▸ **Problem to solve**:
Give the records back in full, exactly as they read.

* BEGIN Data *

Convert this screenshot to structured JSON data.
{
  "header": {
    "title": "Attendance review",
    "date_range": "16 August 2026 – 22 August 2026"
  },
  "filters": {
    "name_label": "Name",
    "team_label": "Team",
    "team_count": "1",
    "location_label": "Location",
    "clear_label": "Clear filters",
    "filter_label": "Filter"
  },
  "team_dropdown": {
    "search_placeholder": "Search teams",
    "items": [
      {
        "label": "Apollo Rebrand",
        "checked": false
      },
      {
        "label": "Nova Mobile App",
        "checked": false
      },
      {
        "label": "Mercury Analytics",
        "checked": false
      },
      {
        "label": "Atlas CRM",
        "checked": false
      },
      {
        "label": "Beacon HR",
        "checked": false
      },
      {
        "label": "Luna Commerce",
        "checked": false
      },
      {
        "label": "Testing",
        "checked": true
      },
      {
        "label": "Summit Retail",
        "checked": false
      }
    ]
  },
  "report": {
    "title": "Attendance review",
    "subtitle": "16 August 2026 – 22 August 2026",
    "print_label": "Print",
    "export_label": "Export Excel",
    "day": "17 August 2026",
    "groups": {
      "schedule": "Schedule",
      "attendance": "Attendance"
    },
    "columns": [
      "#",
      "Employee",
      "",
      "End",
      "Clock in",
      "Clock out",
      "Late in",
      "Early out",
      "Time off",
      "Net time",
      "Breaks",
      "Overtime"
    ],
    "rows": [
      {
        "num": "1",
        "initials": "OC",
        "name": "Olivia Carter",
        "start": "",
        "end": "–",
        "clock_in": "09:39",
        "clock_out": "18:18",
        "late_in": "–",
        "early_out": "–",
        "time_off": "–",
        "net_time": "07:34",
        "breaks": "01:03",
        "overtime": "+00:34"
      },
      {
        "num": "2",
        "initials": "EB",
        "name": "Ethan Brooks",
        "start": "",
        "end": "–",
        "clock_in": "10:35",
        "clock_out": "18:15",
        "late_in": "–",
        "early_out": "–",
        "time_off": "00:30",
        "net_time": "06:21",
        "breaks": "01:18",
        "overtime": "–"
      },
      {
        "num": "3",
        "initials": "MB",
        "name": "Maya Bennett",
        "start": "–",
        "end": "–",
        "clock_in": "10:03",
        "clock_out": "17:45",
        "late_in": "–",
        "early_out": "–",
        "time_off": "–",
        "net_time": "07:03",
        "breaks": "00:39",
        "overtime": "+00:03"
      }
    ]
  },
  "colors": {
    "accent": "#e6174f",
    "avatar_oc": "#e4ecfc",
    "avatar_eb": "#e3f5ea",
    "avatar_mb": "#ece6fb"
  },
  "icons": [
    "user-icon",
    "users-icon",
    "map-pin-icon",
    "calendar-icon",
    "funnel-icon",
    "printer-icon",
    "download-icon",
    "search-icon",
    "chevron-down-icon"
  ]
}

* END Data *

▸ **Task result**:
Convert this screenshot to structured JSON data.
{
  "header": {
    "title": "Attendance review",
    "date_range": "16 August 2026 – 22 August 2026"
  },
  "filters": {
    "name_label": "Name",
    "team_label": "Team",
    "team_count": "1",
    "location_label": "Location",
    "clear_label": "Clear filters",
    "filter_label": "Filter"
  },
  "team_dropdown": {
    "search_placeholder": "Search teams",
    "items": [
      {
        "label": "Apollo Rebrand",
        "checked": false
      },
      {
        "label": "Nova Mobile App",
        "checked": false
      },
      {
        "label": "Mercury Analytics",
        "checked": false
      },
      {
        "label": "Atlas CRM",
        "checked": false
      },
      {
        "label": "Beacon HR",
        "checked": false
      },
      {
        "label": "Luna Commerce",
        "checked": false
      },
      {
        "label": "Testing",
        "checked": true
      },
      {
        "label": "Summit Retail",
        "checked": false
      }
    ]
  },
  "report": {
    "title": "Attendance review",
    "subtitle": "16 August 2026 – 22 August 2026",
    "print_label": "Print",
    "export_label": "Export Excel",
    "day": "17 August 2026",
    "groups": {
      "schedule": "Schedule",
      "attendance": "Attendance"
    },
    "columns": [
      "#",
      "Employee",
      "",
      "End",
      "Clock in",
      "Clock out",
      "Late in",
      "Early out",
      "Time off",
      "Net time",
      "Breaks",
      "Overtime"
    ],
    "rows": [
      {
        "num": "1",
        "initials": "OC",
        "name": "Olivia Carter",
        "start": "",
        "end": "–",
        "clock_in": "09:39",
        "clock_out": "18:18",
        "late_in": "–",
        "early_out": "–",
        "time_off": "–",
        "net_time": "07:34",
        "breaks": "01:03",
        "overtime": "+00:34"
      },
      {
        "num": "2",
        "initials": "EB",
        "name": "Ethan Brooks",
        "start": "",
        "end": "–",
        "clock_in": "10:35",
        "clock_out": "18:15",
        "late_in": "–",
        "early_out": "–",
        "time_off": "00:30",
        "net_time": "06:21",
        "breaks": "01:18",
        "overtime": "–"
      },
      {
        "num": "3",
        "initials": "MB",
        "name": "Maya Bennett",
        "start": "–",
        "end": "–",
        "clock_in": "10:03",
        "clock_out": "17:45",
        "late_in": "–",
        "early_out": "–",
        "time_off": "–",
        "net_time": "07:03",
        "breaks": "00:39",
        "overtime": "+00:03"
      }
    ]
  },
  "colors": {
    "accent": "#e6174f",
    "avatar_oc": "#e4ecfc",
    "avatar_eb": "#e3f5ea",
    "avatar_mb": "#ece6fb"
  },
  "icons": [
    "user-icon",
    "users-icon",
    "map-pin-icon",
    "calendar-icon",
    "funnel-icon",
    "printer-icon",
    "download-icon",
    "search-icon",
    "chevron-down-icon"
  ]
}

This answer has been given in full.